### GIVEN REQUEST
Skip the pictures and quote all of the lines exactly.

Collected data
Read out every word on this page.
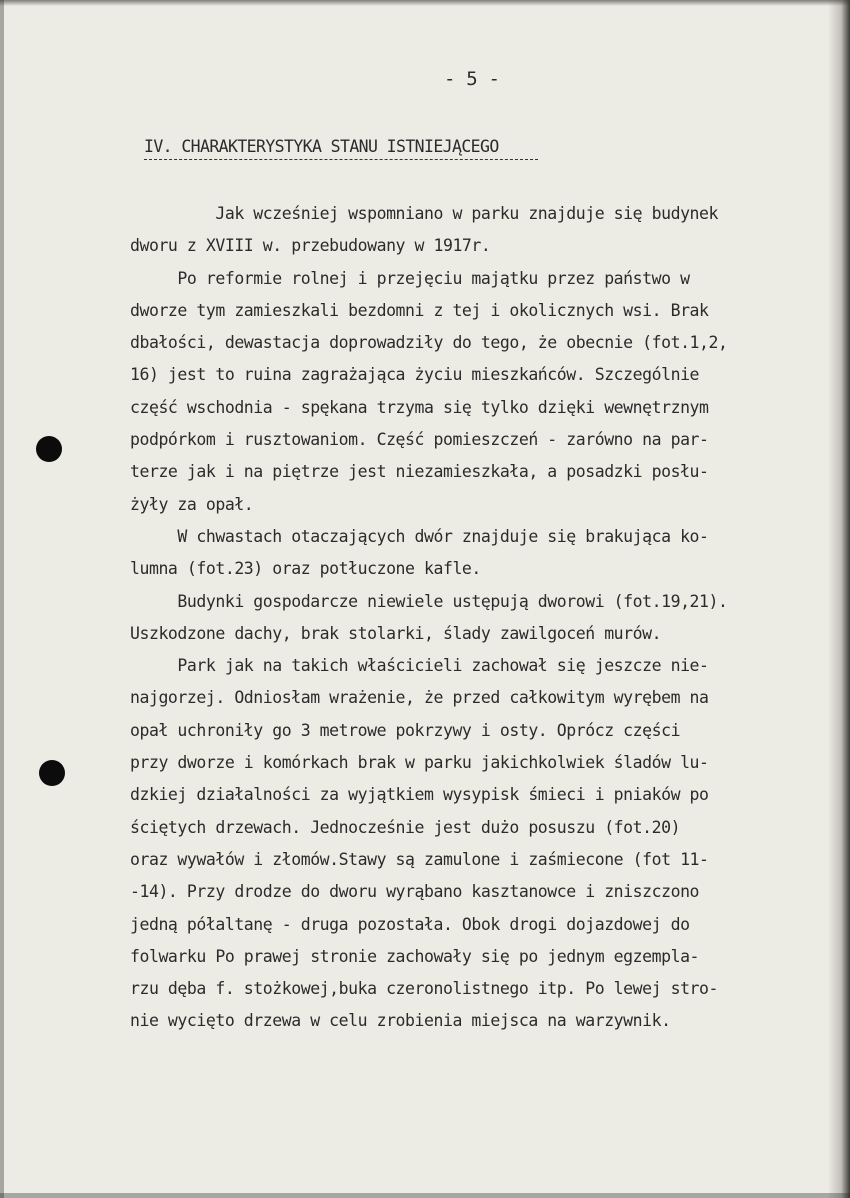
- 5 -
IV. CHARAKTERYSTYKA STANU ISTNIEJĄCEGO
Jak wcześniej wspomniano w parku znajduje się budynek
dworu z XVIII w. przebudowany w 1917r.
Po reformie rolnej i przejęciu majątku przez państwo w
dworze tym zamieszkali bezdomni z tej i okolicznych wsi. Brak
dbałości, dewastacja doprowadziły do tego, że obecnie (fot.1,2,
16) jest to ruina zagrażająca życiu mieszkańców. Szczególnie
część wschodnia - spękana trzyma się tylko dzięki wewnętrznym
podpórkom i rusztowaniom. Część pomieszczeń - zarówno na par-
terze jak i na piętrze jest niezamieszkała, a posadzki posłu-
żyły za opał.
W chwastach otaczających dwór znajduje się brakująca ko-
lumna (fot.23) oraz potłuczone kafle.
Budynki gospodarcze niewiele ustępują dworowi (fot.19,21).
Uszkodzone dachy, brak stolarki, ślady zawilgoceń murów.
Park jak na takich właścicieli zachował się jeszcze nie-
najgorzej. Odniosłam wrażenie, że przed całkowitym wyrębem na
opał uchroniły go 3 metrowe pokrzywy i osty. Oprócz części
przy dworze i komórkach brak w parku jakichkolwiek śladów lu-
dzkiej działalności za wyjątkiem wysypisk śmieci i pniaków po
ściętych drzewach. Jednocześnie jest dużo posuszu (fot.20)
oraz wywałów i złomów.Stawy są zamulone i zaśmiecone (fot 11-
-14). Przy drodze do dworu wyrąbano kasztanowce i zniszczono
jedną półaltanę - druga pozostała. Obok drogi dojazdowej do
folwarku Po prawej stronie zachowały się po jednym egzempla-
rzu dęba f. stożkowej,buka czeronolistnego itp. Po lewej stro-
nie wycięto drzewa w celu zrobienia miejsca na warzywnik.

### THE COMPLETED TASK
Read out every word on this page.
- 5 -
IV. CHARAKTERYSTYKA STANU ISTNIEJĄCEGO
Jak wcześniej wspomniano w parku znajduje się budynek
dworu z XVIII w. przebudowany w 1917r.
Po reformie rolnej i przejęciu majątku przez państwo w
dworze tym zamieszkali bezdomni z tej i okolicznych wsi. Brak
dbałości, dewastacja doprowadziły do tego, że obecnie (fot.1,2,
16) jest to ruina zagrażająca życiu mieszkańców. Szczególnie
część wschodnia - spękana trzyma się tylko dzięki wewnętrznym
podpórkom i rusztowaniom. Część pomieszczeń - zarówno na par-
terze jak i na piętrze jest niezamieszkała, a posadzki posłu-
żyły za opał.
W chwastach otaczających dwór znajduje się brakująca ko-
lumna (fot.23) oraz potłuczone kafle.
Budynki gospodarcze niewiele ustępują dworowi (fot.19,21).
Uszkodzone dachy, brak stolarki, ślady zawilgoceń murów.
Park jak na takich właścicieli zachował się jeszcze nie-
najgorzej. Odniosłam wrażenie, że przed całkowitym wyrębem na
opał uchroniły go 3 metrowe pokrzywy i osty. Oprócz części
przy dworze i komórkach brak w parku jakichkolwiek śladów lu-
dzkiej działalności za wyjątkiem wysypisk śmieci i pniaków po
ściętych drzewach. Jednocześnie jest dużo posuszu (fot.20)
oraz wywałów i złomów.Stawy są zamulone i zaśmiecone (fot 11-
-14). Przy drodze do dworu wyrąbano kasztanowce i zniszczono
jedną półaltanę - druga pozostała. Obok drogi dojazdowej do
folwarku Po prawej stronie zachowały się po jednym egzempla-
rzu dęba f. stożkowej,buka czeronolistnego itp. Po lewej stro-
nie wycięto drzewa w celu zrobienia miejsca na warzywnik.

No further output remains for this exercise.